YOUR GOAL ::
Transcribe the data that follows precisely, omitting nothing.

==== EXCERPTED DATA

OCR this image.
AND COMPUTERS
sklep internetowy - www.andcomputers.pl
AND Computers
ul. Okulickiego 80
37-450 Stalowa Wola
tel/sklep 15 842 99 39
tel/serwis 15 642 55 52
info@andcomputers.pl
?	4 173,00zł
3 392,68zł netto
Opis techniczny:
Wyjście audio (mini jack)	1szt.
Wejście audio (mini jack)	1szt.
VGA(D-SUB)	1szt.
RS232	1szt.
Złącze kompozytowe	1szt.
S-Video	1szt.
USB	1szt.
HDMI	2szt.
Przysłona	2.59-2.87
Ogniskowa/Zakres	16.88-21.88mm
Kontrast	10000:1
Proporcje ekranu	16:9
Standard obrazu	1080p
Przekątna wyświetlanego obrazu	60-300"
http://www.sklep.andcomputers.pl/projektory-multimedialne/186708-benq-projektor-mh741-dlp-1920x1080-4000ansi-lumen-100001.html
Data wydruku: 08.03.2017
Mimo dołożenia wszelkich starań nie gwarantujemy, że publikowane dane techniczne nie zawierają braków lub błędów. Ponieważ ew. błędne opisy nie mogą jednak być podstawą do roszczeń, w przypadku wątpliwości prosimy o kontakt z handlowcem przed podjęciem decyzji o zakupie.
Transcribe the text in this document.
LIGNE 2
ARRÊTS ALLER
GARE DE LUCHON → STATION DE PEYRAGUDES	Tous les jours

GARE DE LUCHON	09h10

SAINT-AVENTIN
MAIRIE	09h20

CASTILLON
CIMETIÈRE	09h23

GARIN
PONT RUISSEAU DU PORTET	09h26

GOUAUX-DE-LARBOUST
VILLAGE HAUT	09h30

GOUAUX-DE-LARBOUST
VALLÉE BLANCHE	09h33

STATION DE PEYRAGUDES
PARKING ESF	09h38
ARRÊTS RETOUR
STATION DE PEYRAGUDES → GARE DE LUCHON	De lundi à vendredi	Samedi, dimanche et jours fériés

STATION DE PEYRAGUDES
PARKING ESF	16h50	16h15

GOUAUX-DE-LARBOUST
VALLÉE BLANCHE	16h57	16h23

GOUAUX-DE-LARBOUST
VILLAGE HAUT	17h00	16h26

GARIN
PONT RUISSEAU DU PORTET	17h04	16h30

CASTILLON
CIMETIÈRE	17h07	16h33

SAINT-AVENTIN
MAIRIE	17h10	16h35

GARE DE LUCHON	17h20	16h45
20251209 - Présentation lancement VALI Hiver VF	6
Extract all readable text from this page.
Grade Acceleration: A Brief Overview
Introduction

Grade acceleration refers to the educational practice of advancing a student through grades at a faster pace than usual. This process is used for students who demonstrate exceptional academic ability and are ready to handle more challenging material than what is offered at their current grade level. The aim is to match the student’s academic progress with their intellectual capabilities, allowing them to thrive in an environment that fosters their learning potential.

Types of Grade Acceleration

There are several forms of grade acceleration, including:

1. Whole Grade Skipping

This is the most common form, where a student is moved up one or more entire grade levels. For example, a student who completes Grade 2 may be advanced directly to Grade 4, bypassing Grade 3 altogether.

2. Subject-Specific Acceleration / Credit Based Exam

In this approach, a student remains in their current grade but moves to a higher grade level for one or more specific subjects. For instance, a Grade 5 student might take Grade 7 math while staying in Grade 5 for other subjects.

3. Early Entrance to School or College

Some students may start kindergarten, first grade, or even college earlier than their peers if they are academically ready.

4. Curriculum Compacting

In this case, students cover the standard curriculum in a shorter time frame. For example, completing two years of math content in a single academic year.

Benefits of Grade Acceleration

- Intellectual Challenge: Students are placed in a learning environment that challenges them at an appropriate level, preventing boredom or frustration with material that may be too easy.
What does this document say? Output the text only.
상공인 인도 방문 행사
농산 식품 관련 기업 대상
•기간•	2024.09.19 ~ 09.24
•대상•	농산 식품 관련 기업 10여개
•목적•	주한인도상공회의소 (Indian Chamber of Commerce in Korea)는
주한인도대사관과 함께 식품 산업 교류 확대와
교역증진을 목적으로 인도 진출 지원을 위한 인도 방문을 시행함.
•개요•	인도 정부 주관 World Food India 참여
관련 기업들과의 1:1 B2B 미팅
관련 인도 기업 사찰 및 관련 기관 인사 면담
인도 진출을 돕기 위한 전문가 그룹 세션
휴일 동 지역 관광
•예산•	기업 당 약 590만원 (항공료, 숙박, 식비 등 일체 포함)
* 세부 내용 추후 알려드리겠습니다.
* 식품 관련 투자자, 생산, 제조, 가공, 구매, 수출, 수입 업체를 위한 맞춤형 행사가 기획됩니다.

========

CORRECT ANSWER ::
OCR this image.
AND COMPUTERS
sklep internetowy - www.andcomputers.pl
AND Computers
ul. Okulickiego 80
37-450 Stalowa Wola
tel/sklep 15 842 99 39
tel/serwis 15 642 55 52
info@andcomputers.pl
?	4 173,00zł
3 392,68zł netto
Opis techniczny:
Wyjście audio (mini jack)	1szt.
Wejście audio (mini jack)	1szt.
VGA(D-SUB)	1szt.
RS232	1szt.
Złącze kompozytowe	1szt.
S-Video	1szt.
USB	1szt.
HDMI	2szt.
Przysłona	2.59-2.87
Ogniskowa/Zakres	16.88-21.88mm
Kontrast	10000:1
Proporcje ekranu	16:9
Standard obrazu	1080p
Przekątna wyświetlanego obrazu	60-300"
http://www.sklep.andcomputers.pl/projektory-multimedialne/186708-benq-projektor-mh741-dlp-1920x1080-4000ansi-lumen-100001.html
Data wydruku: 08.03.2017
Mimo dołożenia wszelkich starań nie gwarantujemy, że publikowane dane techniczne nie zawierają braków lub błędów. Ponieważ ew. błędne opisy nie mogą jednak być podstawą do roszczeń, w przypadku wątpliwości prosimy o kontakt z handlowcem przed podjęciem decyzji o zakupie.
Transcribe the text in this document.
LIGNE 2
ARRÊTS ALLER
GARE DE LUCHON → STATION DE PEYRAGUDES	Tous les jours

GARE DE LUCHON	09h10

SAINT-AVENTIN
MAIRIE	09h20

CASTILLON
CIMETIÈRE	09h23

GARIN
PONT RUISSEAU DU PORTET	09h26

GOUAUX-DE-LARBOUST
VILLAGE HAUT	09h30

GOUAUX-DE-LARBOUST
VALLÉE BLANCHE	09h33

STATION DE PEYRAGUDES
PARKING ESF	09h38
ARRÊTS RETOUR
STATION DE PEYRAGUDES → GARE DE LUCHON	De lundi à vendredi	Samedi, dimanche et jours fériés

STATION DE PEYRAGUDES
PARKING ESF	16h50	16h15

GOUAUX-DE-LARBOUST
VALLÉE BLANCHE	16h57	16h23

GOUAUX-DE-LARBOUST
VILLAGE HAUT	17h00	16h26

GARIN
PONT RUISSEAU DU PORTET	17h04	16h30

CASTILLON
CIMETIÈRE	17h07	16h33

SAINT-AVENTIN
MAIRIE	17h10	16h35

GARE DE LUCHON	17h20	16h45
20251209 - Présentation lancement VALI Hiver VF	6
Extract all readable text from this page.
Grade Acceleration: A Brief Overview
Introduction

Grade acceleration refers to the educational practice of advancing a student through grades at a faster pace than usual. This process is used for students who demonstrate exceptional academic ability and are ready to handle more challenging material than what is offered at their current grade level. The aim is to match the student’s academic progress with their intellectual capabilities, allowing them to thrive in an environment that fosters their learning potential.

Types of Grade Acceleration

There are several forms of grade acceleration, including:

1. Whole Grade Skipping

This is the most common form, where a student is moved up one or more entire grade levels. For example, a student who completes Grade 2 may be advanced directly to Grade 4, bypassing Grade 3 altogether.

2. Subject-Specific Acceleration / Credit Based Exam

In this approach, a student remains in their current grade but moves to a higher grade level for one or more specific subjects. For instance, a Grade 5 student might take Grade 7 math while staying in Grade 5 for other subjects.

3. Early Entrance to School or College

Some students may start kindergarten, first grade, or even college earlier than their peers if they are academically ready.

4. Curriculum Compacting

In this case, students cover the standard curriculum in a shorter time frame. For example, completing two years of math content in a single academic year.

Benefits of Grade Acceleration

- Intellectual Challenge: Students are placed in a learning environment that challenges them at an appropriate level, preventing boredom or frustration with material that may be too easy.
What does this document say? Output the text only.
상공인 인도 방문 행사
농산 식품 관련 기업 대상
•기간•	2024.09.19 ~ 09.24
•대상•	농산 식품 관련 기업 10여개
•목적•	주한인도상공회의소 (Indian Chamber of Commerce in Korea)는
주한인도대사관과 함께 식품 산업 교류 확대와
교역증진을 목적으로 인도 진출 지원을 위한 인도 방문을 시행함.
•개요•	인도 정부 주관 World Food India 참여
관련 기업들과의 1:1 B2B 미팅
관련 인도 기업 사찰 및 관련 기관 인사 면담
인도 진출을 돕기 위한 전문가 그룹 세션
휴일 동 지역 관광
•예산•	기업 당 약 590만원 (항공료, 숙박, 식비 등 일체 포함)
* 세부 내용 추후 알려드리겠습니다.
* 식품 관련 투자자, 생산, 제조, 가공, 구매, 수출, 수입 업체를 위한 맞춤형 행사가 기획됩니다.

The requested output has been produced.